(EXCERPT TO READ):
--- START ---

So, in order to not feel like a fraud for jumping straight into React without properly going through JavaScript first, I took yet another step back and did a quick 30-hour tutorial: The Modern JavaScript Bootcamp by Andrew Mean. By the way, I want to give a big shout-out to Andrew for the great content!
Since I did something similar about 7 years ago before working with TypeScript and Angular, this time I decided I will create a small set of cheat sheet articles that can be reviewed in 20-30 minutes at most.
This way I will have a reference point to come back to in the future and hopefully save some time for other object-oriented programmers out there.
I plan to split this in three articles: The first one is going to be about general JS syntactic concepts, The second one about OOP in JS, and the third about Asynchronous JS.
In the future I might expand the set with more in-depth articles on subjects like Webpack or delve into Web Assembly, but at this point I feel I’m getting too derailed from my goal of obtaining the Alchemy NFT Certification.
Enough context let’s get started.
const { keccak256 } = require("ethereum-cryptography/keccak");
const { utf8ToBytes } = require("ethereum-cryptography/utils");
const message = "JS uses lexical scoping";
const hashMessage = function(msg){
if(msg.length < 30)
{
const message = " shadowing: defining a variable with the same name but in a different scope";
msg += message;
}
const bytes = utf8ToBytes(msg);
const hash = keccak256(bytes);
return hash;
}
console.log(hashMessage(message));
// Global Scope (message, hashMessage)
// Local Scope (msg, bytes, hash)

--- END ---

Dataset entries:
--- START ---

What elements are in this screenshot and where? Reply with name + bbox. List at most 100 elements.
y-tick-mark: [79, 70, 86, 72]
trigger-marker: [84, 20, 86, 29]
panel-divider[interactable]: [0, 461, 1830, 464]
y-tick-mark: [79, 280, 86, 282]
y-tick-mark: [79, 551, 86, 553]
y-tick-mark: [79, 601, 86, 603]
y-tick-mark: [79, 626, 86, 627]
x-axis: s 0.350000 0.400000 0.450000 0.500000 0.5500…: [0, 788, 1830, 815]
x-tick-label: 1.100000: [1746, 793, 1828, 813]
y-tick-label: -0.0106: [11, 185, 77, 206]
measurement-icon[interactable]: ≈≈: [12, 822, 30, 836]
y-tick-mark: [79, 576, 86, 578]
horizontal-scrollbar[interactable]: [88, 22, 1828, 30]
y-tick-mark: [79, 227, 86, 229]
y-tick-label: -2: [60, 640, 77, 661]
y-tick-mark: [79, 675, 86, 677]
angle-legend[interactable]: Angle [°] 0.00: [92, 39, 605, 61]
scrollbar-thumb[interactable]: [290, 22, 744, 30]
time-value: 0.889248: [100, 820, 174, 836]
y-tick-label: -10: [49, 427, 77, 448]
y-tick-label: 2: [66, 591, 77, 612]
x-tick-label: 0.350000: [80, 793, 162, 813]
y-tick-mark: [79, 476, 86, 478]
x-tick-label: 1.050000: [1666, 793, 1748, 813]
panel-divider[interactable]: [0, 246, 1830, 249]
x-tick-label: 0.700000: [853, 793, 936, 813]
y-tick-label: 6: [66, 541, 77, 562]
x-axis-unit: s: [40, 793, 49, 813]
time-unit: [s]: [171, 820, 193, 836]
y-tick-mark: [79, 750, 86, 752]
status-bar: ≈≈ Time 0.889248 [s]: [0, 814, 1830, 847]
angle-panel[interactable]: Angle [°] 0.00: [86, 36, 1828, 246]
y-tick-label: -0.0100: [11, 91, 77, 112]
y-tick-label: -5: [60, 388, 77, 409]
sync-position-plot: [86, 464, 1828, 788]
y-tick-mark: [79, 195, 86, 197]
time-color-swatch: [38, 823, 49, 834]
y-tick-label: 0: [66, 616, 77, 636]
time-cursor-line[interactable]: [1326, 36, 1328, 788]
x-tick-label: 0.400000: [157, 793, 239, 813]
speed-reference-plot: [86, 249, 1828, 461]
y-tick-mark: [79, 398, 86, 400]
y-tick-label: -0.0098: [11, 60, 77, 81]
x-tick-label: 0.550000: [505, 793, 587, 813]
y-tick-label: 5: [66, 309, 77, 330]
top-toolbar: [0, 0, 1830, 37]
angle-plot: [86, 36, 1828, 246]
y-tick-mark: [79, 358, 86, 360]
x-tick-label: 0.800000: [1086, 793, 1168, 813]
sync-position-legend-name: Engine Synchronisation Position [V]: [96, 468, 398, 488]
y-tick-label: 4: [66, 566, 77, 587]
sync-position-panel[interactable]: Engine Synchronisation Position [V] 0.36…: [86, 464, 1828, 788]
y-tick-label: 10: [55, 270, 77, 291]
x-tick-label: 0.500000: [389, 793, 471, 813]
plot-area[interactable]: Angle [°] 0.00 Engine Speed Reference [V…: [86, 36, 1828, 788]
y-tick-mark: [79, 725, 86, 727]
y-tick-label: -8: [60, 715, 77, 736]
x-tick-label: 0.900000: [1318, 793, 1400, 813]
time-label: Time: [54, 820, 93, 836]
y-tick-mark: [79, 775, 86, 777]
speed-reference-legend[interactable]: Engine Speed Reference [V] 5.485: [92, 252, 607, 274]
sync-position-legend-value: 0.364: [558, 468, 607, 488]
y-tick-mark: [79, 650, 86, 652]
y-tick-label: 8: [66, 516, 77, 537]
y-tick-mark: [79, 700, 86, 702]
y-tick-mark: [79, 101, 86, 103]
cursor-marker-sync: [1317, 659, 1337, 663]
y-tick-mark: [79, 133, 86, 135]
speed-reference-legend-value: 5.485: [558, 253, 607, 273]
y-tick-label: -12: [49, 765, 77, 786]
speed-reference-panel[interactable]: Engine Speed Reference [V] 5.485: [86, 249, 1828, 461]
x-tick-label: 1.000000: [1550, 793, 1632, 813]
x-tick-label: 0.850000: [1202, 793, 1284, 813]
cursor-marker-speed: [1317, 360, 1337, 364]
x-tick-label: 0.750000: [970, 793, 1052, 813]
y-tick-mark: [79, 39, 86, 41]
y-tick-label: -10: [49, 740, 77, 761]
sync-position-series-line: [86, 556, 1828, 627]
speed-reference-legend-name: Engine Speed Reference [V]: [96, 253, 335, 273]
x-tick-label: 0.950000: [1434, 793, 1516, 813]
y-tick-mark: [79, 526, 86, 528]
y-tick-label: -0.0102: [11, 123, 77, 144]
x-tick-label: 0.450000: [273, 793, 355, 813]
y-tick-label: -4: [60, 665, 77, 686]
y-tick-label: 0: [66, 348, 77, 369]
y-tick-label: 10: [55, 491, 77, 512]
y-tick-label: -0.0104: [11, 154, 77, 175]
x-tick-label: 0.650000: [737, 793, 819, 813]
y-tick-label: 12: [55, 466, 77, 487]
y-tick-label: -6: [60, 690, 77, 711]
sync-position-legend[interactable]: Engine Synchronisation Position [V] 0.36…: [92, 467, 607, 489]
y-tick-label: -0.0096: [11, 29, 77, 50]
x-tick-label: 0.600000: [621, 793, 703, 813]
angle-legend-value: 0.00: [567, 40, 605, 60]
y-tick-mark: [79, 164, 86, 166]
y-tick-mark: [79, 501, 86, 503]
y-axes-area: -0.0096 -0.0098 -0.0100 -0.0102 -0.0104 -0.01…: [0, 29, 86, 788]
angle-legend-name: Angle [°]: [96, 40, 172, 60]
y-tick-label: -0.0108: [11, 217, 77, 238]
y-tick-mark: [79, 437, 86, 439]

--- END ---

(PROBLEM SET):
• a. Reproduce the passage of the JavaScript learning excerpt starting at "Since I did" and ending at "programmers out there.", word for word.
• b. Write the next part of the JavaScript learning excerpt, picking up after its last line.

(TASK-BY-TASK OUTPUTS):
• a.
Since I did something similar about 7 years ago before working with TypeScript and Angular, this time I decided I will create a small set of cheat sheet articles that can be reviewed in 20-30 minutes at most.
This way I will have a reference point to come back to in the future and hopefully save some time for other object-oriented programmers out there.

• b.
// Local Scope (message)
The nested scope from the if block (where the second “message” variable is defined) has access to all the above scopes. So it can access the local scope variables: msg, bytes, hash, as well as the global scope vars “message “ and “hashMessage”.
If JS can't find the variable in its scope it will keep going up until global. If it reaches global and the variable is NOT defined, it will auto define it! Because why not... :|
To fix this mayhem causing "feature" Js has something called "strict mode". (Add "use strict" on top of your script files) More on this here https://developer.mozilla.org/en-US/docs/Web/JavaScript/Reference/Strict_mode
It's ok to define a second variable with the same name, e.g. the "message" variable inside the if block, if it’s not in the same scope as the first “message” variable (from global scope), and it will shadow if.
Undefined comes from uninitialized, declared variables.
Or from assigning a void function result to a variable
Or by not passing a parameter into a function
I can check against it:
if (x === undefined)
And I can manually assign undefined to clear a value, but for that "null" should be used!
"let" is block scoped
"const" is like in C# (on a ref type you can't change the address but you can change the object's content)
"var" has several issues:
is function scoped (a var declared in an "if" block is accessible outside the "if" block provided is in the same function.
you can redeclare the same variable multiple times :|
var declaration (not assignment) gets hoisted above. So if using a var variable before declaration you get undefined instead of the natural reference error. Plus all sorts of weird stuff can happen due to the vars hoisting.
I’ll be addressing value types vs reference types in my next guide about OOP in JS.
const str = ´Lorem Ipsum ${varLoremHere} Ipsum´;
Great, now I have to make room for the backtick key on my Dygma keyboard and mess my perfect setup. Arghhh!
So apparently if you do:
if("some string") // true
Js is going to default the string to the "true" boolean value. Resembling ChatGPT, if you don't know just make something up!
Js will resolve: (false, 0, empty string, null, undefined, NaN) to falsy. Everything else will be resolved to truthy (arrays, objects, a monkey with a chainsaw)!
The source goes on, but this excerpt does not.